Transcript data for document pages

- Opening Delimiter -

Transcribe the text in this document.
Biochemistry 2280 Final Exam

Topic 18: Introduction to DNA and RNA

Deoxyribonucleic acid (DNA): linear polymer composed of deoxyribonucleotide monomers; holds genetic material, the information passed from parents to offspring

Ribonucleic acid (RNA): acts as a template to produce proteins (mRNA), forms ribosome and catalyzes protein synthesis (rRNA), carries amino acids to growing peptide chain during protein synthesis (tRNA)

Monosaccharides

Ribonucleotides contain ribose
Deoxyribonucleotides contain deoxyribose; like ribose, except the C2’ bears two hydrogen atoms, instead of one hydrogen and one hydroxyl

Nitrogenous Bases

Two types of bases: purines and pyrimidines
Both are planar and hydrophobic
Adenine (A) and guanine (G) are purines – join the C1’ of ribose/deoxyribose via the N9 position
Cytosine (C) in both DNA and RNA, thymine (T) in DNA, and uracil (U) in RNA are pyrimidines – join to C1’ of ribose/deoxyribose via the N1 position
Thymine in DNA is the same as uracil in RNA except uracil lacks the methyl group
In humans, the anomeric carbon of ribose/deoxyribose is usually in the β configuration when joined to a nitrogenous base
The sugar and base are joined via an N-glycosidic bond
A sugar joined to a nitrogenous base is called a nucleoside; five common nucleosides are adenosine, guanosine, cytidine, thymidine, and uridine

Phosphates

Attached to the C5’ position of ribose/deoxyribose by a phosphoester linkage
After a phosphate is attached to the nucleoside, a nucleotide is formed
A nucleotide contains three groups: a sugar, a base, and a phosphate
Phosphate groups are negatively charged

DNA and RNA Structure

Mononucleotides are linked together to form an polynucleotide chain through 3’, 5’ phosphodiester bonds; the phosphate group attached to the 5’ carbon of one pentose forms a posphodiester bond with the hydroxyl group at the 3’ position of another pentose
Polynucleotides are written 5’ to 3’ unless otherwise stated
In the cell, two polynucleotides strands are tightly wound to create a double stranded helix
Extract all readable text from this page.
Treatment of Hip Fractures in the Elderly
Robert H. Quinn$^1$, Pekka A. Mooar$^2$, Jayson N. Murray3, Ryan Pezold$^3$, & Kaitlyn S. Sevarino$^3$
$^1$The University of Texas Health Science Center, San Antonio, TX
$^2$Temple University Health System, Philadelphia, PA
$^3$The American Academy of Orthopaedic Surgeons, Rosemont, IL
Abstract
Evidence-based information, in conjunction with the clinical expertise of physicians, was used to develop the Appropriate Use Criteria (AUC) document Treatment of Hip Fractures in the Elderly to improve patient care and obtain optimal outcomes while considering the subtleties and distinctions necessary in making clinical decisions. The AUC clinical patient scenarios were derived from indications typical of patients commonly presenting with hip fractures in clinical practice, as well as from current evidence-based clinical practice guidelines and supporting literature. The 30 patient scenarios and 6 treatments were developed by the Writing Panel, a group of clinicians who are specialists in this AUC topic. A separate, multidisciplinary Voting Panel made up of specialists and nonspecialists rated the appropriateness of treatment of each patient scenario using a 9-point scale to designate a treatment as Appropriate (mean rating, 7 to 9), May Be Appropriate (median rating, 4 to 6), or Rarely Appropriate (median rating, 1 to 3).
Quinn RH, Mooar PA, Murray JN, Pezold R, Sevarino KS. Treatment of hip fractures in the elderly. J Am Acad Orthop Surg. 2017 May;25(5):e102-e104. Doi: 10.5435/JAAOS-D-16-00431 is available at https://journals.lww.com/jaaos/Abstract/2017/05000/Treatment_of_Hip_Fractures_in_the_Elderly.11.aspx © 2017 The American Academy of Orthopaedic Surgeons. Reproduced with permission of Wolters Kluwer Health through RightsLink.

- Closing Delimiter -

Instructions for the task = Wherever the string "with" appears in the entries, copy that line.

Answer to the exercise =
Mononucleotides are linked together to form an polynucleotide chain through 3’, 5’ phosphodiester bonds; the phosphate group attached to the 5’ carbon of one pentose forms a posphodiester bond with the hydroxyl group at the 3’ position of another pentose
Evidence-based information, in conjunction with the clinical expertise of physicians, was used to develop the Appropriate Use Criteria (AUC) document Treatment of Hip Fractures in the Elderly to improve patient care and obtain optimal outcomes while considering the subtleties and distinctions necessary in making clinical decisions. The AUC clinical patient scenarios were derived from indications typical of patients commonly presenting with hip fractures in clinical practice, as well as from current evidence-based clinical practice guidelines and supporting literature. The 30 patient scenarios and 6 treatments were developed by the Writing Panel, a group of clinicians who are specialists in this AUC topic. A separate, multidisciplinary Voting Panel made up of specialists and nonspecialists rated the appropriateness of treatment of each patient scenario using a 9-point scale to designate a treatment as Appropriate (mean rating, 7 to 9), May Be Appropriate (median rating, 4 to 6), or Rarely Appropriate (median rating, 1 to 3).
Quinn RH, Mooar PA, Murray JN, Pezold R, Sevarino KS. Treatment of hip fractures in the elderly. J Am Acad Orthop Surg. 2017 May;25(5):e102-e104. Doi: 10.5435/JAAOS-D-16-00431 is available at https://journals.lww.com/jaaos/Abstract/2017/05000/Treatment_of_Hip_Fractures_in_the_Elderly.11.aspx © 2017 The American Academy of Orthopaedic Surgeons. Reproduced with permission of Wolters Kluwer Health through RightsLink.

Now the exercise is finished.